» Excerpted data
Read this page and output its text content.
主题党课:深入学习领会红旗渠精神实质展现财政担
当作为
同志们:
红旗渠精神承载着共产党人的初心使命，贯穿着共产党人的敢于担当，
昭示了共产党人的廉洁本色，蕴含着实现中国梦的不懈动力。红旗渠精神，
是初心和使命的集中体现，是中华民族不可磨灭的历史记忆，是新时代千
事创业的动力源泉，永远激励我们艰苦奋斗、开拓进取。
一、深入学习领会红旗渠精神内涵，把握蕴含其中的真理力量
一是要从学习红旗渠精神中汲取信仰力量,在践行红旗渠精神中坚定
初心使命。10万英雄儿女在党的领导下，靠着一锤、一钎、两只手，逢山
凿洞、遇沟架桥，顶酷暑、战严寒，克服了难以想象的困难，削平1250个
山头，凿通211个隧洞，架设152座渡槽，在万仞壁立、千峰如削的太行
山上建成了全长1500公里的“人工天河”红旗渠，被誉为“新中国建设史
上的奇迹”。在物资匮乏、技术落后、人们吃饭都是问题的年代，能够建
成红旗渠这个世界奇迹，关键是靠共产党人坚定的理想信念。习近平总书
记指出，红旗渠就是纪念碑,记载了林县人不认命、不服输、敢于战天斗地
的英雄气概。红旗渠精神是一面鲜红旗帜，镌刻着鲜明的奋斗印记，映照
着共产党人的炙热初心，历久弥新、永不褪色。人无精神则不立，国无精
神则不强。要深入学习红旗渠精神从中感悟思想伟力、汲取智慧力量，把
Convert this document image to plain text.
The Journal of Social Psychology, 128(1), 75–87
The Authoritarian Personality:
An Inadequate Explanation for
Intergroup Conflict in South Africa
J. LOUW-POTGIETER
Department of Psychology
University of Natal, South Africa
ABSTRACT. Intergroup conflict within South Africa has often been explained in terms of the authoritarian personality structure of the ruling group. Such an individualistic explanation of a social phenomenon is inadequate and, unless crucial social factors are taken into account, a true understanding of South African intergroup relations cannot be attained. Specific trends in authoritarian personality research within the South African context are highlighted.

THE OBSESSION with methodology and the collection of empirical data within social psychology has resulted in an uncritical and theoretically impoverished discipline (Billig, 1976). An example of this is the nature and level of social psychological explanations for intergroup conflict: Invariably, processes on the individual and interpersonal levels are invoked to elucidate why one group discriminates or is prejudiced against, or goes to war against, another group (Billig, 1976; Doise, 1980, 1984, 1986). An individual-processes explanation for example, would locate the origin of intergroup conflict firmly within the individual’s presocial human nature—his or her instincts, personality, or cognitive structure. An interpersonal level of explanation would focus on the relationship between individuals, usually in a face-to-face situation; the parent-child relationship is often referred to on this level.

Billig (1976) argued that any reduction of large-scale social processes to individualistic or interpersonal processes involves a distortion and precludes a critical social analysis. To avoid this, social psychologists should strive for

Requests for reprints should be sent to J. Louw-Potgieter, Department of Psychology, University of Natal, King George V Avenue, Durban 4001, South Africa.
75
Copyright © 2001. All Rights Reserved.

» Exercise details
Gather each line in the data that holds the string "South".

» Written answer
Intergroup Conflict in South Africa
University of Natal, South Africa
ABSTRACT. Intergroup conflict within South Africa has often been explained in terms of the authoritarian personality structure of the ruling group. Such an individualistic explanation of a social phenomenon is inadequate and, unless crucial social factors are taken into account, a true understanding of South African intergroup relations cannot be attained. Specific trends in authoritarian personality research within the South African context are highlighted.
Requests for reprints should be sent to J. Louw-Potgieter, Department of Psychology, University of Natal, King George V Avenue, Durban 4001, South Africa.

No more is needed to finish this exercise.